EXERCISE TEXT ::
▶

Truss’s ‘revolution’ will impress no one
Britain’s new Prime Minister, Liz Truss, used her speech at the UN General Assembly to outline her vision for the UK and the world. She called for democracies to stand up and be counted in the face of destabilizing authoritarian aggression.
Truss’s team were keen to emphasize that this meant new economic as well as security policies, and on Friday the UK finance minister Kwasi Kwarteng duly announced Britain’s largest swath of tax cuts and increased borrowing since the early 1970s.
However, if Truss believes this will inspire other Western leaders, she is mistaken. The neo-liberal “trickle-down” economic policies that she favors are outdated and unpopular. While the tax cuts and deregulation of Ronald Reagan and Truss’s heroine Margaret Thatcher prompted significant growth in the 1980s, a decade later both the American and British publics had elected leaders who preferred liberalism with softer edges: Bill Clinton and Tony Blair. Since then, two US presidents, George W. Bush and Donald Trump, have tried to revive the approach, but without sparking significant growth.
Indeed, experts increasingly challenge “trickle-down” economics. The IMF dismissed the concept in 2015, arguing that it increased inequality. The two major crises to hit Western economies in recent decades, the 2008 financial crash and the COVID-19 pandemic, both prompted major government interventions that were welcomed by the public. Truss is not operating in the same climate as Thatcher did in the 1980s, when arguably there was at least some appetite for radical economic change. In Britain, surveys have shown the public support government intervention to narrow the gap between rich and poor, and few seem to be clamoring for Truss’s tax cuts that mostly benefit the rich.

◀

MATERIAL SHOWN ::
▶

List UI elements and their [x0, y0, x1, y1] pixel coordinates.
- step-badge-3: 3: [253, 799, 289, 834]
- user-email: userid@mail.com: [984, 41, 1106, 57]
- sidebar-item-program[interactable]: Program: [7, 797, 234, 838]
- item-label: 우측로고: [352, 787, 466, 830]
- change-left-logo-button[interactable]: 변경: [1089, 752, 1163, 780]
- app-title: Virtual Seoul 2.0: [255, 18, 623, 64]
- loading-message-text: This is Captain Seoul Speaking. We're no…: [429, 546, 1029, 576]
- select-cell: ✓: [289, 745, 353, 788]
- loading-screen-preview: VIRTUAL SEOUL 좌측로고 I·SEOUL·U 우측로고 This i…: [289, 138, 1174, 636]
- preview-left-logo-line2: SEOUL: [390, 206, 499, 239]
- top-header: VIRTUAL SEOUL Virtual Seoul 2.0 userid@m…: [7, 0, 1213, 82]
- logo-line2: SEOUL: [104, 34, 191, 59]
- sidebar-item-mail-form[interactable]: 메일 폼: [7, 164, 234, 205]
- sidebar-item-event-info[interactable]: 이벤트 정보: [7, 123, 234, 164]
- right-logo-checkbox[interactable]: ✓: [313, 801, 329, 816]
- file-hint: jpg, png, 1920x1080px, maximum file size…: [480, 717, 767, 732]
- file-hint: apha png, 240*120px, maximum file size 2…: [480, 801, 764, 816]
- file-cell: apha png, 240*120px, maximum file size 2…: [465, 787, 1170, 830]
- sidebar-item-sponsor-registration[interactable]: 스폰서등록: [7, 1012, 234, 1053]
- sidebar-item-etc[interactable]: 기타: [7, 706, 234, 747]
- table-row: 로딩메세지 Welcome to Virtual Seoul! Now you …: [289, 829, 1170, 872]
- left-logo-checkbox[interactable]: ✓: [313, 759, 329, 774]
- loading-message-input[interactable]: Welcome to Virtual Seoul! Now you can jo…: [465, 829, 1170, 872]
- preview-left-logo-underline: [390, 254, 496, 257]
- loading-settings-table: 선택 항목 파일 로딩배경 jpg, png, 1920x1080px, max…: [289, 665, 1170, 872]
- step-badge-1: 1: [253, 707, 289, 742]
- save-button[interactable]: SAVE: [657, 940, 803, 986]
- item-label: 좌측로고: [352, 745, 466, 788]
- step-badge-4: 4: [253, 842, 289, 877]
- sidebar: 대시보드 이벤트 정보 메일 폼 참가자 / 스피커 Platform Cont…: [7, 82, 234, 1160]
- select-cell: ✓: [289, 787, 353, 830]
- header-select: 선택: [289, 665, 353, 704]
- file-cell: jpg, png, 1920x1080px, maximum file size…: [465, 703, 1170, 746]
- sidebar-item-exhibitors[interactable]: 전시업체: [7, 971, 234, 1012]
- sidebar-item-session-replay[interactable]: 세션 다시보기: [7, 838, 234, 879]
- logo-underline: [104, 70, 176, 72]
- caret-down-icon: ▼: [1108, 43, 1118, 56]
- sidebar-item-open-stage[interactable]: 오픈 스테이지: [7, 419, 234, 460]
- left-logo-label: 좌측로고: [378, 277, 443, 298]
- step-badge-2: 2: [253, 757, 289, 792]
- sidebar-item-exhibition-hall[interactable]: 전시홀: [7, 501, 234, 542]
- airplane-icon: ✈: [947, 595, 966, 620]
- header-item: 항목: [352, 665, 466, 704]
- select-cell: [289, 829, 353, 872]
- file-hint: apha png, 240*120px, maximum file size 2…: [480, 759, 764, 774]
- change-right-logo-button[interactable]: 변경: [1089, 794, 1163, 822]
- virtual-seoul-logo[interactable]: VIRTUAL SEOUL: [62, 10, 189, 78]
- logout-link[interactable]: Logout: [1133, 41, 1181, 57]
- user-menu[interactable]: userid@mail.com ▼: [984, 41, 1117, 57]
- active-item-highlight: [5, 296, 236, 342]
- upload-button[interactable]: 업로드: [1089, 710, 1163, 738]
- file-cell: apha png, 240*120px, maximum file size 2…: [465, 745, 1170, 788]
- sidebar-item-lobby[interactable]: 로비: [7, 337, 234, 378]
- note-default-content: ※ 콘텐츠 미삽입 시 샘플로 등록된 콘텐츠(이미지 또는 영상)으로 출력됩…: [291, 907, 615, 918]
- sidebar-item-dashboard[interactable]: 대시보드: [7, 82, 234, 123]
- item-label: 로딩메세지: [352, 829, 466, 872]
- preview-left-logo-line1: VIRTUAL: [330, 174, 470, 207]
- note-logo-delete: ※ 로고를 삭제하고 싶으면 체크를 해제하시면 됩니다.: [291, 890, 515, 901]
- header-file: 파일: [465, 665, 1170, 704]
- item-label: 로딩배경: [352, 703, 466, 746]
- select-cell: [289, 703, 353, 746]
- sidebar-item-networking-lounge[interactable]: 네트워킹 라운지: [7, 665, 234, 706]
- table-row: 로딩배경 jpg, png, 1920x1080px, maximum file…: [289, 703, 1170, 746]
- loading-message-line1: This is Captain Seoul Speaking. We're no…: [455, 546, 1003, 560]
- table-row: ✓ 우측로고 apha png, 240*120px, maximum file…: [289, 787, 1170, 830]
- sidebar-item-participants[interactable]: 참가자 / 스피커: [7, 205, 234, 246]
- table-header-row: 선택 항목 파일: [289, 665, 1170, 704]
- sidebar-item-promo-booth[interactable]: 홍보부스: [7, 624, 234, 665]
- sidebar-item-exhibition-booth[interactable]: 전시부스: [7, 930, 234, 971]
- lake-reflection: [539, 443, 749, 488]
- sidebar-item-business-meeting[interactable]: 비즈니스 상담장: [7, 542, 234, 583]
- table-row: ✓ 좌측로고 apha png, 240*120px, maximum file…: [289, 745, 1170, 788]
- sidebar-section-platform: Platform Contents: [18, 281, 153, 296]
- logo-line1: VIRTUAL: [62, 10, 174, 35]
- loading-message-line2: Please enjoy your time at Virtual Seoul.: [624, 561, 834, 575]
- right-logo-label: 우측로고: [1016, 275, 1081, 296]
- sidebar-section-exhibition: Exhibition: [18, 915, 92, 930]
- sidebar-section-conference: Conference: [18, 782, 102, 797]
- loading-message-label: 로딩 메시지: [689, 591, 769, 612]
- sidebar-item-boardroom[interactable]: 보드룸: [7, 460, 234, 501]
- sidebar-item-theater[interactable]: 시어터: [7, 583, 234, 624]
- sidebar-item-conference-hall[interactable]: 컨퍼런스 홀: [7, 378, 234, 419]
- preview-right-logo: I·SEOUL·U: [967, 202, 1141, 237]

◀

PROBLEM SET ::
#1 In the article on Liz Truss, in what year did the IMF dismiss "trickle-down" economics, and on what grounds?
#2 Carry on the article on Liz Truss's economic plans, picking up after its final sentence.
The material has nothing to do with the article on Liz Truss.

TASK RESULTS ::
#1 In 2015, arguing that it increased inequality.

#2
In Britain, surveys have shown the public support government intervention to narrow the gap between rich and poor, and few seem to be clamoring for Truss’s tax cuts that mostly benefit the rich.
Nor are her views shared by fellow Western leaders: quite the opposite. In a move many saw as a swipe at Truss, US President Joe Biden said he was “sick and tired of trickle-down economics. It has never worked.” France meanwhile has been increasing, not cutting, taxes, focusing on wealthier homeowners — a group that will benefit under Truss’s plans in the UK.
But it is not just the economic message that is unpalatable, it is also the messenger. The UK today is more marginal within the Western alliance than at any time since the Second World War. While its efforts in Ukraine have been welcomed, they have not offset the bitterness brought about by Brexit and its fallout. The very people Truss is trying to convince to change their economic approaches, the EU and the US, are suspicious of her government. Her recent promise to amend the Northern Ireland protocol, possibly breaking international law and threatening the Good Friday Agreement, worries both Washington and Brussels and hasn’t exactly warmed them to the UK’s new premier. While Britain may once have been admired by its Western allies and been able to inspire them on politics and economics, those days seem long past.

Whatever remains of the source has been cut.